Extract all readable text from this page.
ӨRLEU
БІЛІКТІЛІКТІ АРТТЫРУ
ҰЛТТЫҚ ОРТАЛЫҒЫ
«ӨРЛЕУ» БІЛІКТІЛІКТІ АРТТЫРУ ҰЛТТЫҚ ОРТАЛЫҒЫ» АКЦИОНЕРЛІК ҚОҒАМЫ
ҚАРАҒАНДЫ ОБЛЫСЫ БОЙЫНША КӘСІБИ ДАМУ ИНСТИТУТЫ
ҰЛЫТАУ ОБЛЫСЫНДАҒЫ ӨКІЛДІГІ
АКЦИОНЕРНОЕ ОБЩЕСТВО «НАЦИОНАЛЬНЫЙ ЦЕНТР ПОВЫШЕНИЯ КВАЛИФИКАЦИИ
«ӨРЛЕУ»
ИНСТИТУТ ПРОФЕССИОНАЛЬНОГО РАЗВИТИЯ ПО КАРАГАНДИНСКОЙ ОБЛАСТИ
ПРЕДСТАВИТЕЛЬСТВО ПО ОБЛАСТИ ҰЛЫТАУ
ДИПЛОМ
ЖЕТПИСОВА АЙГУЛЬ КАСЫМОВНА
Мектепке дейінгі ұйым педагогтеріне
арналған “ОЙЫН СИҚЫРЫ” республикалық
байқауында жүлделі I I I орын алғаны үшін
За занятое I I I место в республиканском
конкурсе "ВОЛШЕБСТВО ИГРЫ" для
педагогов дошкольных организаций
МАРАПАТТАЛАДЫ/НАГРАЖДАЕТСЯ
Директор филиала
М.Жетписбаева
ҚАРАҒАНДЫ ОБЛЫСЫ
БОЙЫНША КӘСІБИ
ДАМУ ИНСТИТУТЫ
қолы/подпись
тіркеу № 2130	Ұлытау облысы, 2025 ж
^^^^^^^^^^^^^^^^
**Exercise aim**.
Reproduce the entries above exactly.

**Answer below**.
Extract all readable text from this page.
ӨRLEU
БІЛІКТІЛІКТІ АРТТЫРУ
ҰЛТТЫҚ ОРТАЛЫҒЫ
«ӨРЛЕУ» БІЛІКТІЛІКТІ АРТТЫРУ ҰЛТТЫҚ ОРТАЛЫҒЫ» АКЦИОНЕРЛІК ҚОҒАМЫ
ҚАРАҒАНДЫ ОБЛЫСЫ БОЙЫНША КӘСІБИ ДАМУ ИНСТИТУТЫ
ҰЛЫТАУ ОБЛЫСЫНДАҒЫ ӨКІЛДІГІ
АКЦИОНЕРНОЕ ОБЩЕСТВО «НАЦИОНАЛЬНЫЙ ЦЕНТР ПОВЫШЕНИЯ КВАЛИФИКАЦИИ
«ӨРЛЕУ»
ИНСТИТУТ ПРОФЕССИОНАЛЬНОГО РАЗВИТИЯ ПО КАРАГАНДИНСКОЙ ОБЛАСТИ
ПРЕДСТАВИТЕЛЬСТВО ПО ОБЛАСТИ ҰЛЫТАУ
ДИПЛОМ
ЖЕТПИСОВА АЙГУЛЬ КАСЫМОВНА
Мектепке дейінгі ұйым педагогтеріне
арналған “ОЙЫН СИҚЫРЫ” республикалық
байқауында жүлделі I I I орын алғаны үшін
За занятое I I I место в республиканском
конкурсе "ВОЛШЕБСТВО ИГРЫ" для
педагогов дошкольных организаций
МАРАПАТТАЛАДЫ/НАГРАЖДАЕТСЯ
Директор филиала
М.Жетписбаева
ҚАРАҒАНДЫ ОБЛЫСЫ
БОЙЫНША КӘСІБИ
ДАМУ ИНСТИТУТЫ
қолы/подпись
тіркеу № 2130	Ұлытау облысы, 2025 ж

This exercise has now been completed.